▶ **REQUIRED TASK**
Locate every line that holds the string "Salomon" and copy it.
┌──
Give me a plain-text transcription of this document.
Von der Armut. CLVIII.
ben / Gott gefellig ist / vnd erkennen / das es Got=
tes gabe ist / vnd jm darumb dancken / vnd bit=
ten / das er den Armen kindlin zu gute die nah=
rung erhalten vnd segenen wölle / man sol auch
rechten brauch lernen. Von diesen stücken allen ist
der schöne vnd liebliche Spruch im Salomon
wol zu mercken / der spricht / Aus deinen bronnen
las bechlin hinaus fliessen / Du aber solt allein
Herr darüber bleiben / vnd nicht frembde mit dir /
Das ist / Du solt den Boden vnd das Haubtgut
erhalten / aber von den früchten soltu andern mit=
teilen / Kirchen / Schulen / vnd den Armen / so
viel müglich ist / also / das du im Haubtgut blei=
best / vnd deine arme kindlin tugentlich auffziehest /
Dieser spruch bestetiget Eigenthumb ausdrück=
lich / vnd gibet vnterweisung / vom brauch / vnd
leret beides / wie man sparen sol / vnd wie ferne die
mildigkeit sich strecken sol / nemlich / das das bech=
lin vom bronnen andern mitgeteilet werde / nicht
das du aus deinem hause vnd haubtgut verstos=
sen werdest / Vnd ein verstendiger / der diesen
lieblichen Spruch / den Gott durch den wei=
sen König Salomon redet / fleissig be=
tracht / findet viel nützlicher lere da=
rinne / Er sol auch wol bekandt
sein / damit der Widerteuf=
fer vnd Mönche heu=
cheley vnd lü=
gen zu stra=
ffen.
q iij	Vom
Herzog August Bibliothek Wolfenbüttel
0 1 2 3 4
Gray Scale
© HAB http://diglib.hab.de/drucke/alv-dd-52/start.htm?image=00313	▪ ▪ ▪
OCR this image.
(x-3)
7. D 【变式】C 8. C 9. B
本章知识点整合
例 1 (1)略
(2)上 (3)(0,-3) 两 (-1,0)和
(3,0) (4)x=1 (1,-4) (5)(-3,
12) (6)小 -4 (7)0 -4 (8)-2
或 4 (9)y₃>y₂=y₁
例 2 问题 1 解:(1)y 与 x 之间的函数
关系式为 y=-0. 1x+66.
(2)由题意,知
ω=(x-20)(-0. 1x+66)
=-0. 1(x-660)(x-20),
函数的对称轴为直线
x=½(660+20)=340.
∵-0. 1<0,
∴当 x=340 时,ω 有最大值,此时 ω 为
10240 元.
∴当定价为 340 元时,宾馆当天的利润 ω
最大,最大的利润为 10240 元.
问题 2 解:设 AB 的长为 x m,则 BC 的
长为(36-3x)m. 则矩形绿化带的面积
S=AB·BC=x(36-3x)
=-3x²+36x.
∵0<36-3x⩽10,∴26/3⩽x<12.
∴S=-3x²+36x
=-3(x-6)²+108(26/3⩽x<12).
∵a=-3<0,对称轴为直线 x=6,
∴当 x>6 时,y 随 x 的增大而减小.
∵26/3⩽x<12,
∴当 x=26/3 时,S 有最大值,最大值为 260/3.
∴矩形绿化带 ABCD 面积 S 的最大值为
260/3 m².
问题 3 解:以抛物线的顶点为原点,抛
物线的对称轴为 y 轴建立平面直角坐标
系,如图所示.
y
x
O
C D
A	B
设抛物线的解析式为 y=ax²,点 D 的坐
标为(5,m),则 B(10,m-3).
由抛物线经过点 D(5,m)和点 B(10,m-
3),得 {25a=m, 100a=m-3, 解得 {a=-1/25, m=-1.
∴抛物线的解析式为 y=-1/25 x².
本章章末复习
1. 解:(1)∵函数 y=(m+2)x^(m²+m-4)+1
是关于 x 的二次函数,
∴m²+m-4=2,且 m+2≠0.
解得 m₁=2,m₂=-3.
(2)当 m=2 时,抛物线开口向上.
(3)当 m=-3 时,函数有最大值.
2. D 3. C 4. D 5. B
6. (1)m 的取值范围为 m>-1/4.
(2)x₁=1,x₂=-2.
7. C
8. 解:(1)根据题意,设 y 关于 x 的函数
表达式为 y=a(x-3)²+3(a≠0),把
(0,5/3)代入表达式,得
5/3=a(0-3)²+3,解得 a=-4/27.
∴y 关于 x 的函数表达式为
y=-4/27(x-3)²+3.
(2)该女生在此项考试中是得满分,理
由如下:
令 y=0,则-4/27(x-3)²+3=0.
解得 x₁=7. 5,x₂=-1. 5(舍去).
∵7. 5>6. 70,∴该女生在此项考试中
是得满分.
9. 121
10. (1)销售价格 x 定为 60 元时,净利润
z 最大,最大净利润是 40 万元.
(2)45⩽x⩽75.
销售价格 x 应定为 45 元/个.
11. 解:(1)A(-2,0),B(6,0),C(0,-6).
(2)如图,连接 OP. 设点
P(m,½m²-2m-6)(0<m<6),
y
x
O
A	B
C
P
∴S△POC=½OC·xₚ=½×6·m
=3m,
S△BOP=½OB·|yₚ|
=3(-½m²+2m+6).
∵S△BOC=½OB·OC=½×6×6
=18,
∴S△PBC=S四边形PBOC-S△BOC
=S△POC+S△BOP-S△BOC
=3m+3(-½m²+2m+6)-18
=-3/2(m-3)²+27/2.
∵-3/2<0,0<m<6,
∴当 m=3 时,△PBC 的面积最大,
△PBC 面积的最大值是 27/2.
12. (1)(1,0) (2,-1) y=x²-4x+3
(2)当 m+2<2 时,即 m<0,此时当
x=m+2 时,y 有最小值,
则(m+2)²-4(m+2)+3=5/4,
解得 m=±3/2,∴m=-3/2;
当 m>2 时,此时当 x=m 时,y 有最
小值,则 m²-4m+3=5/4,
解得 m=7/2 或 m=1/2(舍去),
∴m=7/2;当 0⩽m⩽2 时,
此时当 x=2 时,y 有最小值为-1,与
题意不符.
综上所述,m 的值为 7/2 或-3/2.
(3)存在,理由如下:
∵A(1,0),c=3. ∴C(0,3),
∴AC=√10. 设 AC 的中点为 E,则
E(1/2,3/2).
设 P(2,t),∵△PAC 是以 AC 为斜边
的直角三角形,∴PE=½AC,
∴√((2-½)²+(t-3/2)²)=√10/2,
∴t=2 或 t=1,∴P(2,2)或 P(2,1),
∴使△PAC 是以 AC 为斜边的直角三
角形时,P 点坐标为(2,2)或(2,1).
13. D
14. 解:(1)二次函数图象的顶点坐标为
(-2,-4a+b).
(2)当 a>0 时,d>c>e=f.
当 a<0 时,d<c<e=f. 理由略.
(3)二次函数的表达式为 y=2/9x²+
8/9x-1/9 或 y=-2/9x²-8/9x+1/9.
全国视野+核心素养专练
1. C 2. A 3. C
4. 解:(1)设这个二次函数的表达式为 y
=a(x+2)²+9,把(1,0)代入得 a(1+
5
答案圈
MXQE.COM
└──
▶ **REPLY**
der schöne vnd liebliche Spruch im Salomon
sen König Salomon redet / fleissig be=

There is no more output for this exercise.